(Prompt): Find the string "name" in the entries and copy each line that has it.
-- -- --
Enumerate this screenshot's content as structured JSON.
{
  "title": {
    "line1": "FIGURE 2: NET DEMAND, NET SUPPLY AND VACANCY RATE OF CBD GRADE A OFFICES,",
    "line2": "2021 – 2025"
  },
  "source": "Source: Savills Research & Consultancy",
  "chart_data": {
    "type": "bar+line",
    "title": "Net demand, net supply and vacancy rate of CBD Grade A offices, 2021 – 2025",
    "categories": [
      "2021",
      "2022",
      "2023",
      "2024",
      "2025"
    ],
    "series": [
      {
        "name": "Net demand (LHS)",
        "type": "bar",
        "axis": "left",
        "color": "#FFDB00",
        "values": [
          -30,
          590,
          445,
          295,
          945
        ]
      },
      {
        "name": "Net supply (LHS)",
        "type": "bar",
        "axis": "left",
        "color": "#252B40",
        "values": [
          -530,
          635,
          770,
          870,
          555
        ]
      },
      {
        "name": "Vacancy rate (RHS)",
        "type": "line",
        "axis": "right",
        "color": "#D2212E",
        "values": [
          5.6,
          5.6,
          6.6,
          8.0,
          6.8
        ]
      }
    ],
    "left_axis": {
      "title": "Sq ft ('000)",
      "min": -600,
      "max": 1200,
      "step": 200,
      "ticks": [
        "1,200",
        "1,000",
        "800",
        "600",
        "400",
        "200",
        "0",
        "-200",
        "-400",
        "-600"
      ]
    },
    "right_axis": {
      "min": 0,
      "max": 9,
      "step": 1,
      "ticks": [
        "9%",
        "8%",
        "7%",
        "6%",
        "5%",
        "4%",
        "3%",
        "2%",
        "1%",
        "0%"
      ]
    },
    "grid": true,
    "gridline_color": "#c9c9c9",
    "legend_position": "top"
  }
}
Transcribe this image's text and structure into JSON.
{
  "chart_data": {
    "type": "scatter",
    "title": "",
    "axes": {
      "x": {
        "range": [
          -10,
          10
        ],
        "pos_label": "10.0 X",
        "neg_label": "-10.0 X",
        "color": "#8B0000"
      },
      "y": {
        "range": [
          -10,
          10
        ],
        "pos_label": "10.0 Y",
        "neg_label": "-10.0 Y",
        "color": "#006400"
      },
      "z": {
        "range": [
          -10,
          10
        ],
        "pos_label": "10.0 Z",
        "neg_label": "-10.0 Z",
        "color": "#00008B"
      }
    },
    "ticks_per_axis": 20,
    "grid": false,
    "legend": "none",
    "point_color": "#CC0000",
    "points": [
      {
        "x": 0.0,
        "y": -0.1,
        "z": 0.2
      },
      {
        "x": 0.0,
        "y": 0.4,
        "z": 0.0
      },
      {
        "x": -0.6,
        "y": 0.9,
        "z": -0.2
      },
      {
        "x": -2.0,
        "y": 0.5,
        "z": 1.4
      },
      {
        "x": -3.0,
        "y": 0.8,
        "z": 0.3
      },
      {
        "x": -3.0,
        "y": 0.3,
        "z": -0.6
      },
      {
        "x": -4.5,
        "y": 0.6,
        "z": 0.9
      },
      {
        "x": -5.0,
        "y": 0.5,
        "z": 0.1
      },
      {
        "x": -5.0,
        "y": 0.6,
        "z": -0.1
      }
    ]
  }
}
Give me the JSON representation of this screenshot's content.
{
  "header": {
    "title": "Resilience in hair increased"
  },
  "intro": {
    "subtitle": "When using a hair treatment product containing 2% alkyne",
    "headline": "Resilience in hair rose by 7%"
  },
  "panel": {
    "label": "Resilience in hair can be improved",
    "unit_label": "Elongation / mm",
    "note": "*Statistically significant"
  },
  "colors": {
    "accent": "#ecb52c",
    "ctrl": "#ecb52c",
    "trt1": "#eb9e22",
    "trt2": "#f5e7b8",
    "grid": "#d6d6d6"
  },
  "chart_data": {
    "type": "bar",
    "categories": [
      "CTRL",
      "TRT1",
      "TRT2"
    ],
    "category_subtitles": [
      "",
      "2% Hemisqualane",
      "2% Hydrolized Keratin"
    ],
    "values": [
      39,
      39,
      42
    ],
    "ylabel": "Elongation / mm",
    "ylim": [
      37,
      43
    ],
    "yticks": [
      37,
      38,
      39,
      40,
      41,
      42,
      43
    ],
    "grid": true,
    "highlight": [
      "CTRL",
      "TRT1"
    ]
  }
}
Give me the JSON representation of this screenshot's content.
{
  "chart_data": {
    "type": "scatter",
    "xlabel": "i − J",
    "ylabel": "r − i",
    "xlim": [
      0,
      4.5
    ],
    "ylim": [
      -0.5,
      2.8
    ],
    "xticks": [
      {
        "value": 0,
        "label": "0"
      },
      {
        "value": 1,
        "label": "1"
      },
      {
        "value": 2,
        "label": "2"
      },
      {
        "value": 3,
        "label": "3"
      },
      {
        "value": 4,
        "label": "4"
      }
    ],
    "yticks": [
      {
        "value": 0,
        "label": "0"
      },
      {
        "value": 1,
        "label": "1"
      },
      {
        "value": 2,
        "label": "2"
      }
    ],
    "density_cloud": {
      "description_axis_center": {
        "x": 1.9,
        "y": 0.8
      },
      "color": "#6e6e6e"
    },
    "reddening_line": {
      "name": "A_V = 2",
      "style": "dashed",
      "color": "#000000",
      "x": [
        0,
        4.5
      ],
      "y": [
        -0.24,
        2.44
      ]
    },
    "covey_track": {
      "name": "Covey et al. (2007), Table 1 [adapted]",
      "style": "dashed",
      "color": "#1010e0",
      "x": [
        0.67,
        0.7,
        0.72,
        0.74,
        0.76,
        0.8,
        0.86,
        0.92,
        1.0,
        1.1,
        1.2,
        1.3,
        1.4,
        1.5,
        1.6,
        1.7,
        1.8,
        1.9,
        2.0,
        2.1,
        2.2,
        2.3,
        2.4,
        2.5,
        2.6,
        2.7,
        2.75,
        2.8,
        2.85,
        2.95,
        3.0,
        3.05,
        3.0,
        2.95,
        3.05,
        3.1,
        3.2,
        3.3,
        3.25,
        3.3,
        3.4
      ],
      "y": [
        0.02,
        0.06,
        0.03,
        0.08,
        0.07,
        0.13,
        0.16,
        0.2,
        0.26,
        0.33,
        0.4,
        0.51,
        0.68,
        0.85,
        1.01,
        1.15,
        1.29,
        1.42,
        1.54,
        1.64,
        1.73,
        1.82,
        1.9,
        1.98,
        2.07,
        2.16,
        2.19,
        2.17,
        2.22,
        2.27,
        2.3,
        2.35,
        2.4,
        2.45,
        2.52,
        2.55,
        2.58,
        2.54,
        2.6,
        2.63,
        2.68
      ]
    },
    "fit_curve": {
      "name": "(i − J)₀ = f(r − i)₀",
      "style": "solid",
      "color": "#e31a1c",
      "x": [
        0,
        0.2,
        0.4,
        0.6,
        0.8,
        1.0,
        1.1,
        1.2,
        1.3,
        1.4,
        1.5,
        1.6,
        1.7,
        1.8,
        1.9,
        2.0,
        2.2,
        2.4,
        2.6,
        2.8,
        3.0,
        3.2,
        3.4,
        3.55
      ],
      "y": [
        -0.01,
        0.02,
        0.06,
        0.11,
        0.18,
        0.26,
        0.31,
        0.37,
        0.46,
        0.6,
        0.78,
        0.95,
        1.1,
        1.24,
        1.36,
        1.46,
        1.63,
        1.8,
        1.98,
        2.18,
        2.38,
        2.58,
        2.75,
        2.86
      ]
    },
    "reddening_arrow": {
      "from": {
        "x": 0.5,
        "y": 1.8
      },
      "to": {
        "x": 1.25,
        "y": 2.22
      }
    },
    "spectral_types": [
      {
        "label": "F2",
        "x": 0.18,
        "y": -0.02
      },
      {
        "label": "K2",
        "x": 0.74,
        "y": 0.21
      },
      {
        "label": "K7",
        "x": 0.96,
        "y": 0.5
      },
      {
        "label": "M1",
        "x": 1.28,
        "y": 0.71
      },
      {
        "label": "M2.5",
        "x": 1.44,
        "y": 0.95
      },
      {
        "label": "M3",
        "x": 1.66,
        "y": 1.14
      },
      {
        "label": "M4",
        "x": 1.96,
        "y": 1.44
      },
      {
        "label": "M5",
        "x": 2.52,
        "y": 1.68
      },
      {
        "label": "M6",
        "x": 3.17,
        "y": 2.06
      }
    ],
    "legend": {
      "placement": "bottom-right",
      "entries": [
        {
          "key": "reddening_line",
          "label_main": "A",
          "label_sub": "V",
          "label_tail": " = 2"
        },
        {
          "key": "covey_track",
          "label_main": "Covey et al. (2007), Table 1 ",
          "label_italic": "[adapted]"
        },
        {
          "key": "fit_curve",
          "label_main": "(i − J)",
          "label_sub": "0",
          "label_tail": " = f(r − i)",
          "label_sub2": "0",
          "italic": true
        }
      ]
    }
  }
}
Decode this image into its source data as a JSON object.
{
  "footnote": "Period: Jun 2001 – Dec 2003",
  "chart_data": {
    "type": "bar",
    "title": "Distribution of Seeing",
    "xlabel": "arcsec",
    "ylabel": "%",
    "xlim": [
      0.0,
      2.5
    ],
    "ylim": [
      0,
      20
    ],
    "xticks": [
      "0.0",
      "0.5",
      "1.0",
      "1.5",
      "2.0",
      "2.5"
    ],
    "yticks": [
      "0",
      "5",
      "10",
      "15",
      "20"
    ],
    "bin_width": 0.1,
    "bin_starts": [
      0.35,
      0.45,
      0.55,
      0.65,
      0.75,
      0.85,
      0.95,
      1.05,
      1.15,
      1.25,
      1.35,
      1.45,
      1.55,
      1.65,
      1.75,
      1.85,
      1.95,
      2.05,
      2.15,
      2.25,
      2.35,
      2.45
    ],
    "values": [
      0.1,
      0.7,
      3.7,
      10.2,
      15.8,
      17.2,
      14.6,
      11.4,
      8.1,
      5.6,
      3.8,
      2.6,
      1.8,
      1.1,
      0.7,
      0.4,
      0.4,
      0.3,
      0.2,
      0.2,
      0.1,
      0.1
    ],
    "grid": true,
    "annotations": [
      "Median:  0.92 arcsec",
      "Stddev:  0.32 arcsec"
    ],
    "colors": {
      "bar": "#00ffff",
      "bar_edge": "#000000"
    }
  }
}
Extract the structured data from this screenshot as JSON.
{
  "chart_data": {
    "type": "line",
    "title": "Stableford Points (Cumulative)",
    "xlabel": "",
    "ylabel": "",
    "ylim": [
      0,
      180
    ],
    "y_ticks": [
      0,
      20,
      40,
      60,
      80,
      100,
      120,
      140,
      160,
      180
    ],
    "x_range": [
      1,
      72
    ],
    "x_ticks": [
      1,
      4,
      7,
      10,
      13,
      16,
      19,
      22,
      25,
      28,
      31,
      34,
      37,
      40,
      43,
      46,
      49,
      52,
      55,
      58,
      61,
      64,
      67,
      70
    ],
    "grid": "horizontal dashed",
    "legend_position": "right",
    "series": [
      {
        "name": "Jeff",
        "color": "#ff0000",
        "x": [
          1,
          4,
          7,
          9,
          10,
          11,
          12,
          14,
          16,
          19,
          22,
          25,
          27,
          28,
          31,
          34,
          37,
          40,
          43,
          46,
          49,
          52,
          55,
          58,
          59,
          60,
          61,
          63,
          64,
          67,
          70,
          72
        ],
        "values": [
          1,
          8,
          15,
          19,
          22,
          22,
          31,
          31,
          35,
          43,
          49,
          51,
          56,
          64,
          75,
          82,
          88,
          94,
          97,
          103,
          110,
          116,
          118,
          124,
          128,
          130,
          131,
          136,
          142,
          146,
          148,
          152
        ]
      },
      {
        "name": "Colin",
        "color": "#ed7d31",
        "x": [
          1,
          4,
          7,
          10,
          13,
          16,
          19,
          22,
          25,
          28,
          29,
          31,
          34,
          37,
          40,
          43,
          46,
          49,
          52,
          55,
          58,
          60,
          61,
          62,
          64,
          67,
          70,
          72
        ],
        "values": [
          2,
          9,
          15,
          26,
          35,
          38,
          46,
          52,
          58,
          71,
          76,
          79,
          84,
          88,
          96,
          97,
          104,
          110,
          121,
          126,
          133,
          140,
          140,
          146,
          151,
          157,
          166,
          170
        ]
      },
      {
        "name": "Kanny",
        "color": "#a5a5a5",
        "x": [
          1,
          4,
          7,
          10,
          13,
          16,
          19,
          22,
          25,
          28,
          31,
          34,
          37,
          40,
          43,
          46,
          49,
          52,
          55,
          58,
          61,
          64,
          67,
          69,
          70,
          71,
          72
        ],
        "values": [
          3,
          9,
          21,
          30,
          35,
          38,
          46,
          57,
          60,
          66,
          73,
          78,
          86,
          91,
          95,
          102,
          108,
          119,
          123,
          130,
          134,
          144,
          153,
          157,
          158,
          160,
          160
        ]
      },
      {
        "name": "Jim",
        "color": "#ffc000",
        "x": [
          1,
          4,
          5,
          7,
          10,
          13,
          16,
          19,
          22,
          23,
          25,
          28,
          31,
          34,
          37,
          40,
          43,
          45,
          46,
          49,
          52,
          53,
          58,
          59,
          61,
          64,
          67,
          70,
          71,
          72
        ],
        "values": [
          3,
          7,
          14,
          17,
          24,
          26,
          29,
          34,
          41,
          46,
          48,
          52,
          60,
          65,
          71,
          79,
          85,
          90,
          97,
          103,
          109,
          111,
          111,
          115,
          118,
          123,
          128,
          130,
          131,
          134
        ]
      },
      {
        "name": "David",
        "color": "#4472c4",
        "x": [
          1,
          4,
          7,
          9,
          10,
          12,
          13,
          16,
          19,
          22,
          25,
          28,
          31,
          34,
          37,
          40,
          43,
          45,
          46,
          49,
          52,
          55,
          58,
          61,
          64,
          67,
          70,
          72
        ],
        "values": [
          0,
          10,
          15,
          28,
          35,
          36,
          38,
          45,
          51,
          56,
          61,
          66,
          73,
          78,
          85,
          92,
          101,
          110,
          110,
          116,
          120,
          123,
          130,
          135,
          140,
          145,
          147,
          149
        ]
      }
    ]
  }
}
-- -- --
(Exercise answer):
        "name": "Net demand (LHS)",
        "name": "Net supply (LHS)",
        "name": "Vacancy rate (RHS)",
      "name": "A_V = 2",
      "name": "Covey et al. (2007), Table 1 [adapted]",
      "name": "(i − J)₀ = f(r − i)₀",
        "name": "Jeff",
        "name": "Colin",
        "name": "Kanny",
        "name": "Jim",
        "name": "David",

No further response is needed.